# SUPPLIED DATA
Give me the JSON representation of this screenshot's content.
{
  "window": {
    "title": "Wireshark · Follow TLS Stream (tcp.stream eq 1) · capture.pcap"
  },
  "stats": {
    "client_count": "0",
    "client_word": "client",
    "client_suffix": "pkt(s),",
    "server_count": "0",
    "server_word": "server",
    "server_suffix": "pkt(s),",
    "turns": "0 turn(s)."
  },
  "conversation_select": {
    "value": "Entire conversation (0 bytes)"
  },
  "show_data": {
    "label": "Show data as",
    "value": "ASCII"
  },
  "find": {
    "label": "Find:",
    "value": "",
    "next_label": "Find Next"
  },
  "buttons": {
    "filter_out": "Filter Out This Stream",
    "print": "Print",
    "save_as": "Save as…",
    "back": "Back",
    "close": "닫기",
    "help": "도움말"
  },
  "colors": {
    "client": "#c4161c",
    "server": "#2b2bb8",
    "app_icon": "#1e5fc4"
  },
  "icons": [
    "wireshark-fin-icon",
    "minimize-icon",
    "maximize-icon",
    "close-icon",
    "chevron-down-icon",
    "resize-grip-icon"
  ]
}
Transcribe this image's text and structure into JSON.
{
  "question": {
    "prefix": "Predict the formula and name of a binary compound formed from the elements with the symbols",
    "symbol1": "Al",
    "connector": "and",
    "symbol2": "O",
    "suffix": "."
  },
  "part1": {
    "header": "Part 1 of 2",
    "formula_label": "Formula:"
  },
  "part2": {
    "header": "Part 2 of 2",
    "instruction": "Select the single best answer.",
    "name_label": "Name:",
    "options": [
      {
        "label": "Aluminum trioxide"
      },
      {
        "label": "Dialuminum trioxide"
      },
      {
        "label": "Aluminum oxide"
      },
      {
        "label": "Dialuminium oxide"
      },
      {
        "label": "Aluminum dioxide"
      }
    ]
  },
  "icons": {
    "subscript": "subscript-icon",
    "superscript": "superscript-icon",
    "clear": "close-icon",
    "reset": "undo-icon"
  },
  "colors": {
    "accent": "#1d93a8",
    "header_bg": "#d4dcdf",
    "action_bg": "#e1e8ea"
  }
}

* * *

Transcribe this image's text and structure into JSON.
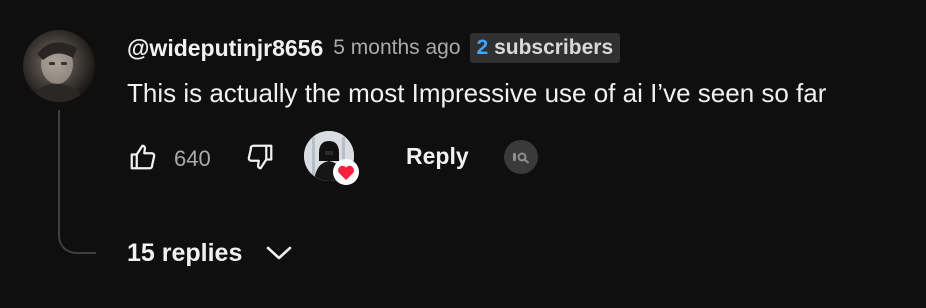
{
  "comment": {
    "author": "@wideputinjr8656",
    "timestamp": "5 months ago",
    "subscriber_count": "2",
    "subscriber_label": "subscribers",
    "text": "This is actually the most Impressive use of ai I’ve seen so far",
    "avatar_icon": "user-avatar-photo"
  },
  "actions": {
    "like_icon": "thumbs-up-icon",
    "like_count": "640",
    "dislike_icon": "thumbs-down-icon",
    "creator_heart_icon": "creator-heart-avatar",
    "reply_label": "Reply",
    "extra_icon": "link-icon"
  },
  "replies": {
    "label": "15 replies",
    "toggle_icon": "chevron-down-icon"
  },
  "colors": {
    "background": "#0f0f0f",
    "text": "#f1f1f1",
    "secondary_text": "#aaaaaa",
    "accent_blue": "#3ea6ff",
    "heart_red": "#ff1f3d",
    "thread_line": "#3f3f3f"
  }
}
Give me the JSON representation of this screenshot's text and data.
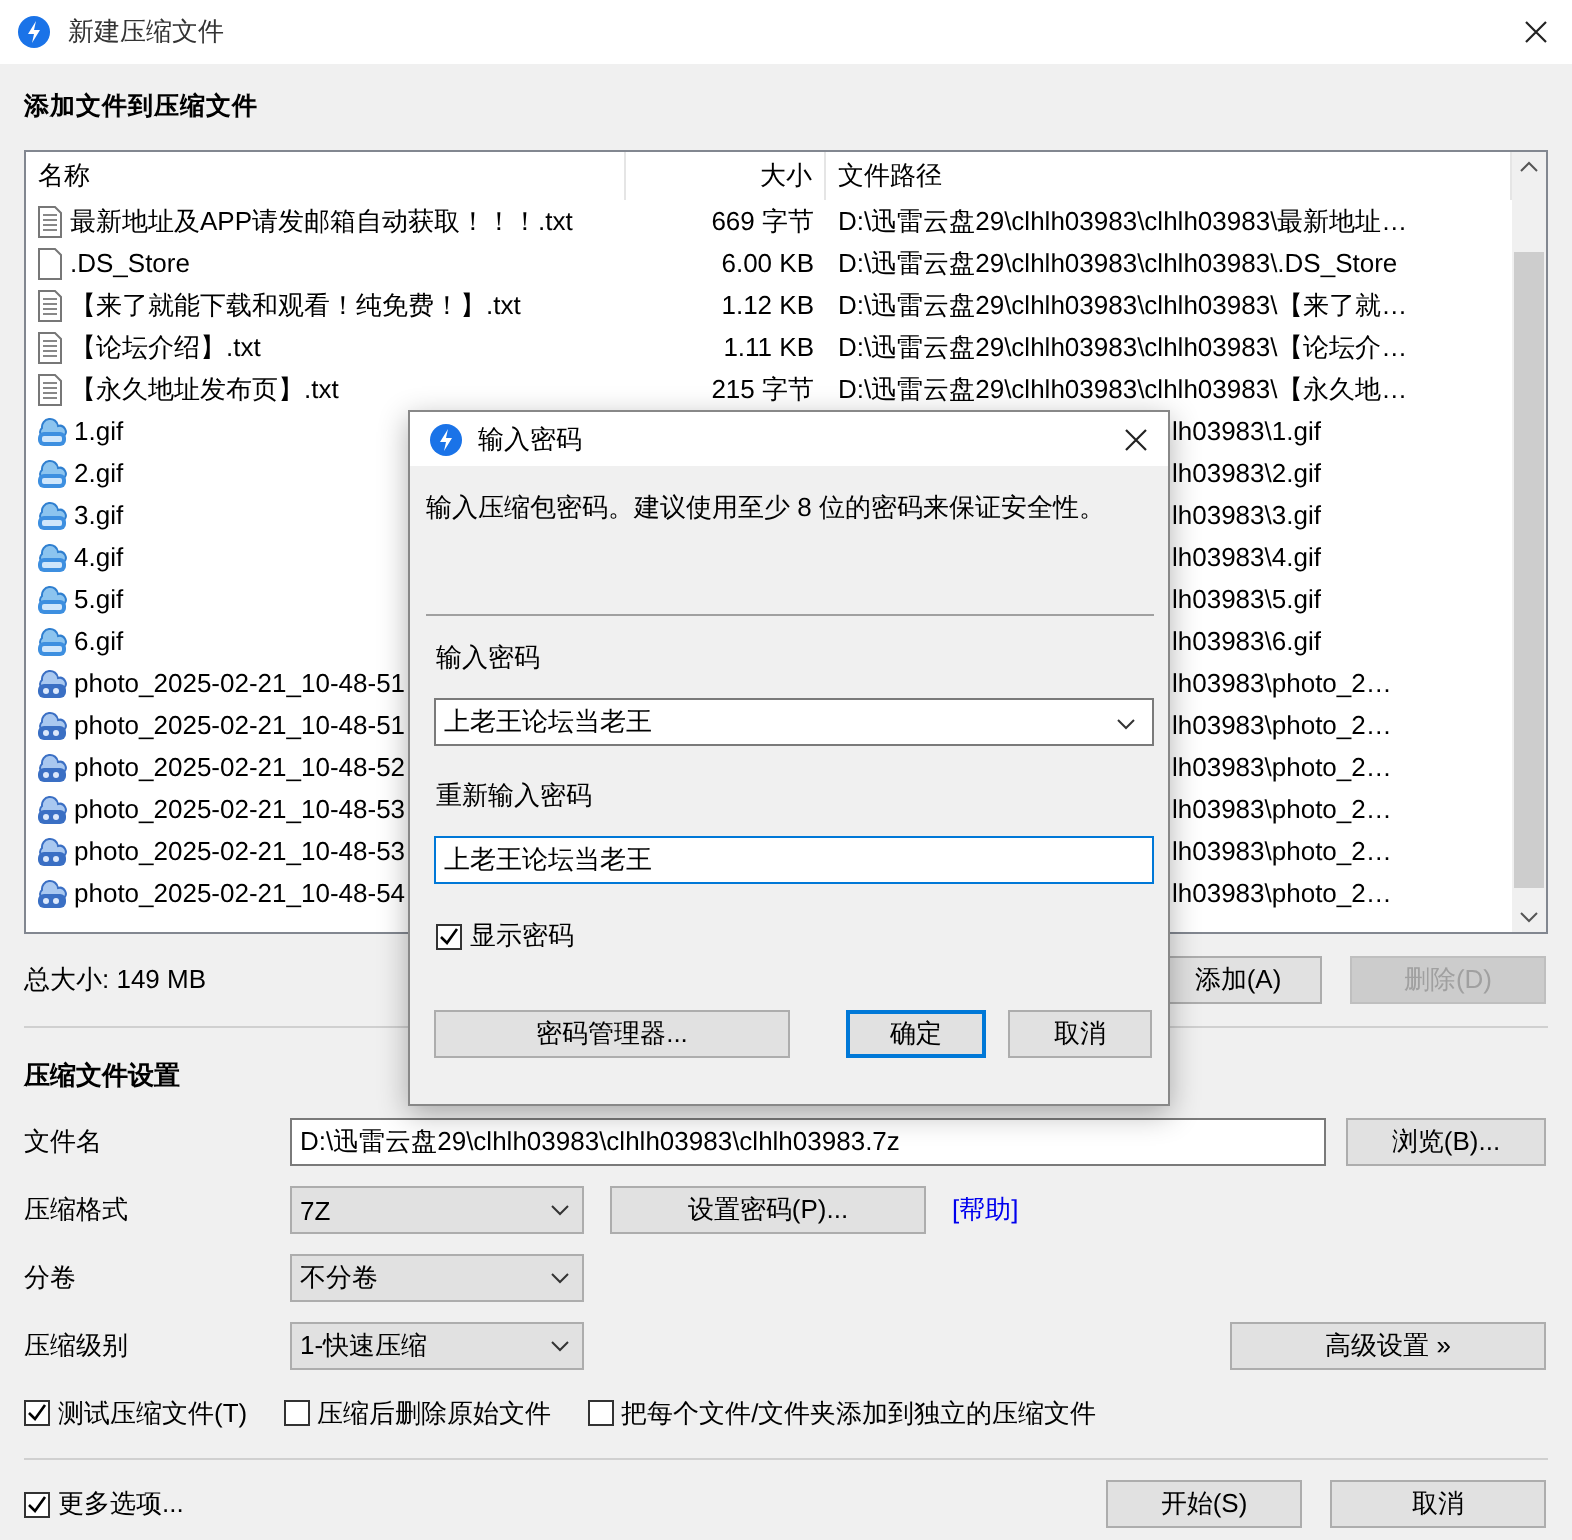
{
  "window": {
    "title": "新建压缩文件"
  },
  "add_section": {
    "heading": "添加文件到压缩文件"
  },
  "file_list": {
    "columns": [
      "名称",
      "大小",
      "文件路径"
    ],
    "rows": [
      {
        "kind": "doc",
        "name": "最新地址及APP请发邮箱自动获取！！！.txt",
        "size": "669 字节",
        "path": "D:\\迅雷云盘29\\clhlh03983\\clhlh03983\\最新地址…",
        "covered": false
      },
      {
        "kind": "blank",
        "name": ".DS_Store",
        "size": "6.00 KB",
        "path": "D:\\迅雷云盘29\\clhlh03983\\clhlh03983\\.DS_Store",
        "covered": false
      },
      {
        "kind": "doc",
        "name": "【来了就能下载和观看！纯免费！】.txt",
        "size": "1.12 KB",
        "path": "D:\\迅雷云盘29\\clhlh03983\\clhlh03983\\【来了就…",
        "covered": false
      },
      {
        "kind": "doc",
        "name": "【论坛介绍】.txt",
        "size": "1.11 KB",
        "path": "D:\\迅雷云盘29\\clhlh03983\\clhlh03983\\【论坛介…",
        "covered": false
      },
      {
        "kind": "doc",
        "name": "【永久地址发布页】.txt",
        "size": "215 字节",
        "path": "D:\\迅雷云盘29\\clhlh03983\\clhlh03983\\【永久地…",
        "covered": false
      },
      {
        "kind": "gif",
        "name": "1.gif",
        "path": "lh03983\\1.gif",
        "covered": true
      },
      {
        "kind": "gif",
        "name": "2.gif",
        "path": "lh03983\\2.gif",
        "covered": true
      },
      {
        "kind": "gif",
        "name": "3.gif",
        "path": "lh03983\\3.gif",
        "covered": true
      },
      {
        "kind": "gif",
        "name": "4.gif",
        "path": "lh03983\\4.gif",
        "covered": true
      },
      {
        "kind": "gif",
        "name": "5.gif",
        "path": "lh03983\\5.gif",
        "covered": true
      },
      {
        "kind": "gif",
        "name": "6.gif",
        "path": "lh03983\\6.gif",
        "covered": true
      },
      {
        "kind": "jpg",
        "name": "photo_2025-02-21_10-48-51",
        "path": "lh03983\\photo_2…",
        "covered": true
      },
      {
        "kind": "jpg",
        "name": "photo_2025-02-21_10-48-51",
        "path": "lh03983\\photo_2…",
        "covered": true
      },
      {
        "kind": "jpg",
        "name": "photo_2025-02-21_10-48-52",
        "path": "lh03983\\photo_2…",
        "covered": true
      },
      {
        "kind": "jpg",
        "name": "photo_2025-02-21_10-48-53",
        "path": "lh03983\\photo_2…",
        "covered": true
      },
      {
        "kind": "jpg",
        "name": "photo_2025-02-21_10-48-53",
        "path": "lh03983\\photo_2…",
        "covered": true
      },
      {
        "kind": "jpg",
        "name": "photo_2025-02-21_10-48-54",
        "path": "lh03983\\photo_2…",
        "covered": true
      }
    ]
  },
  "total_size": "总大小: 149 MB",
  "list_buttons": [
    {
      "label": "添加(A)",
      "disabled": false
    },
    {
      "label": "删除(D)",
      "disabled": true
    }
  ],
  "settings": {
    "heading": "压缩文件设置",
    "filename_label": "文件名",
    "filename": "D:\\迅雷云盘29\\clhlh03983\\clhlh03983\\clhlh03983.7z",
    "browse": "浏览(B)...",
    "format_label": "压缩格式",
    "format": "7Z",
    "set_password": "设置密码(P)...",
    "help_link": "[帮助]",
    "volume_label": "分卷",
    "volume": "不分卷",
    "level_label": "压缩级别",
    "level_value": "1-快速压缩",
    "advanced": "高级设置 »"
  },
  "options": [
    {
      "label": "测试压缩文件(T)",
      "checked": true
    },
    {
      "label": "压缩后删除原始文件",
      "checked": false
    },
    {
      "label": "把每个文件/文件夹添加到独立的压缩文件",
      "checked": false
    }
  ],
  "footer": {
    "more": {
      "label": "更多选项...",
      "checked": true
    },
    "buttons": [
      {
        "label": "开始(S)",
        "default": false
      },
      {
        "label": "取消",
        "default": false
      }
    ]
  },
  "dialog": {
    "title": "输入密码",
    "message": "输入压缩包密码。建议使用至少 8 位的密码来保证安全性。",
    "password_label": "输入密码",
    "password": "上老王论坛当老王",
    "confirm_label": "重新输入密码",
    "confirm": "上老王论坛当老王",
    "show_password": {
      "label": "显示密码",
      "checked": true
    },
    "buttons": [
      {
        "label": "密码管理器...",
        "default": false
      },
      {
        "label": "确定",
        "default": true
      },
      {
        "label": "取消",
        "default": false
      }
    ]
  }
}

--

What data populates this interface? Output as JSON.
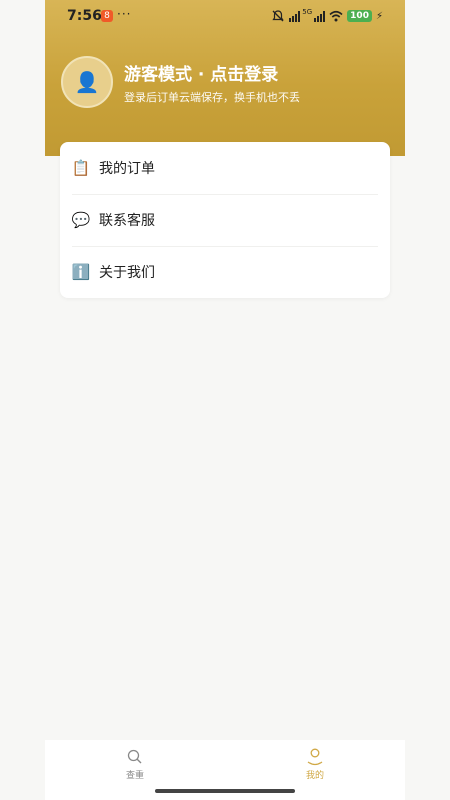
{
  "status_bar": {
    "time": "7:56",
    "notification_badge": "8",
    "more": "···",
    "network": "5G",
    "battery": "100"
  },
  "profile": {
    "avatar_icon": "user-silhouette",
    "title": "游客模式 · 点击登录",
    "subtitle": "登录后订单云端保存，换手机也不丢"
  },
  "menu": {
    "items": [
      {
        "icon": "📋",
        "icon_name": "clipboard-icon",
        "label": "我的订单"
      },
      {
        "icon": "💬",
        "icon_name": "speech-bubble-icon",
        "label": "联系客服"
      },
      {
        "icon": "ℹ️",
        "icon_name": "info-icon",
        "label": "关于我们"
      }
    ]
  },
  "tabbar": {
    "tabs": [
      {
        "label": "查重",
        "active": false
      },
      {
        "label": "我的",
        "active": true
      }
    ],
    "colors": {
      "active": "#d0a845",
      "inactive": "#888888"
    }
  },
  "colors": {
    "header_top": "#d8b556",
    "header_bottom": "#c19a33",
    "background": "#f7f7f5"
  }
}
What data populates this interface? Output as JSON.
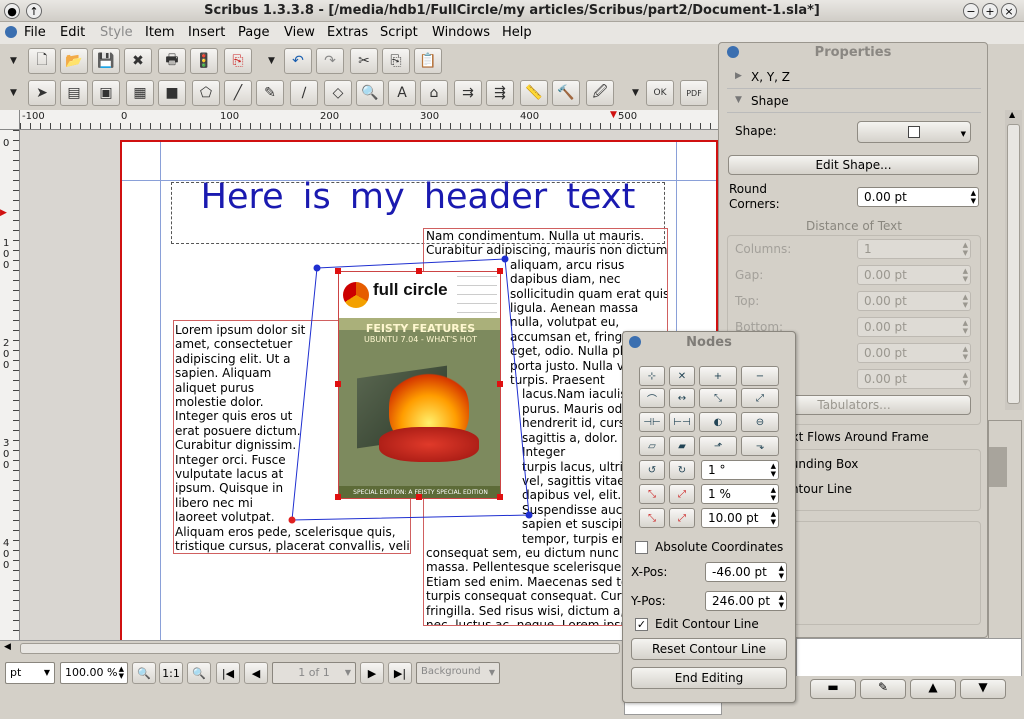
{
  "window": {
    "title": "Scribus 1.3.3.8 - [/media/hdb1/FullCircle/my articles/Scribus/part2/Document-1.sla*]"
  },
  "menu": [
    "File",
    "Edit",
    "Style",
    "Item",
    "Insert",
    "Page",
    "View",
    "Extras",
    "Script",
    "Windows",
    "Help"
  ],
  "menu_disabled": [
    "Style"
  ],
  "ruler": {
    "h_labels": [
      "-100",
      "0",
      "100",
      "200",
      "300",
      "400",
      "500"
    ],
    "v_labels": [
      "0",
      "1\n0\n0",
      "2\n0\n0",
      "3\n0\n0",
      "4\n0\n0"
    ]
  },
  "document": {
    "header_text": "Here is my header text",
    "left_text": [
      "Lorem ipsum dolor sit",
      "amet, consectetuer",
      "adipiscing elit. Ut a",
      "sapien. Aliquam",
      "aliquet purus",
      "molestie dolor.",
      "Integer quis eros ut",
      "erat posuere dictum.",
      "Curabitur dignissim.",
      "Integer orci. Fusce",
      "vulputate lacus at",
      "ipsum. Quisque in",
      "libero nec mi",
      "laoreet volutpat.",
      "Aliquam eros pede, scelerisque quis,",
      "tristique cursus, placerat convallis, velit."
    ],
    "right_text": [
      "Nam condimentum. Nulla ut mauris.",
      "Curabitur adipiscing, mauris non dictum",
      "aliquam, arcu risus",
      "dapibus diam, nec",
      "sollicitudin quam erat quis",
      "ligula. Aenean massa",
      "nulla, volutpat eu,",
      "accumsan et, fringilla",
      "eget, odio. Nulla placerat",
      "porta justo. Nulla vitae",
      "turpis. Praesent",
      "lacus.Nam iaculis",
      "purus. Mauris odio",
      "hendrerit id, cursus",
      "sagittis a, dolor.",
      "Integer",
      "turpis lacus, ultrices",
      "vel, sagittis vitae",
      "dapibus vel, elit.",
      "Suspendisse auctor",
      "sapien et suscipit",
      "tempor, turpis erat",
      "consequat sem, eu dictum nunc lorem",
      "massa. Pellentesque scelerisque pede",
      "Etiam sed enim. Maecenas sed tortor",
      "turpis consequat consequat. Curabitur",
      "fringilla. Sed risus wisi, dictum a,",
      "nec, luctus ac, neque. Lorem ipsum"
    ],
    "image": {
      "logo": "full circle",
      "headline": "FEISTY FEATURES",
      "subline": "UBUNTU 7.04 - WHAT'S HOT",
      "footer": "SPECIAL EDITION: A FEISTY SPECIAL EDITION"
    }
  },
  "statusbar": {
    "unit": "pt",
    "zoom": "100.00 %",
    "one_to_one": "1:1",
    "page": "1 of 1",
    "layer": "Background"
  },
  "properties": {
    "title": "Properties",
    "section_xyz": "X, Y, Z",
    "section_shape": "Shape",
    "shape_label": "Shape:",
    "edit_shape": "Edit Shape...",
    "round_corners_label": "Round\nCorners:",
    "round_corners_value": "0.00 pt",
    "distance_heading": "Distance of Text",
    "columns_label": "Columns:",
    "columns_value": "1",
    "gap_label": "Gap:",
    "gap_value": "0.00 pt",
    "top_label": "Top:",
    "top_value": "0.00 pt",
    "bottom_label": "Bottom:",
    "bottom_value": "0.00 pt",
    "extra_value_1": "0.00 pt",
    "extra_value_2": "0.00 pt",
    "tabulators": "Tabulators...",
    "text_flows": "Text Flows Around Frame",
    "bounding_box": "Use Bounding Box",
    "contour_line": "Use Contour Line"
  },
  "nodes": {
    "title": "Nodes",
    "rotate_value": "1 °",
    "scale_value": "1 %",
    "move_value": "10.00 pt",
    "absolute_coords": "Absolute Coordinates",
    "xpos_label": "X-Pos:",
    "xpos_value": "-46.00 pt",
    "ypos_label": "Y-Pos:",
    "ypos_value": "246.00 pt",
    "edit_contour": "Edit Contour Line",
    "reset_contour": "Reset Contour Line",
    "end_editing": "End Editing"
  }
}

# YOUR TASK
Determine how many lines of the material include the string "dolor". Output only that count.

# EXERCISE OUTPUT
3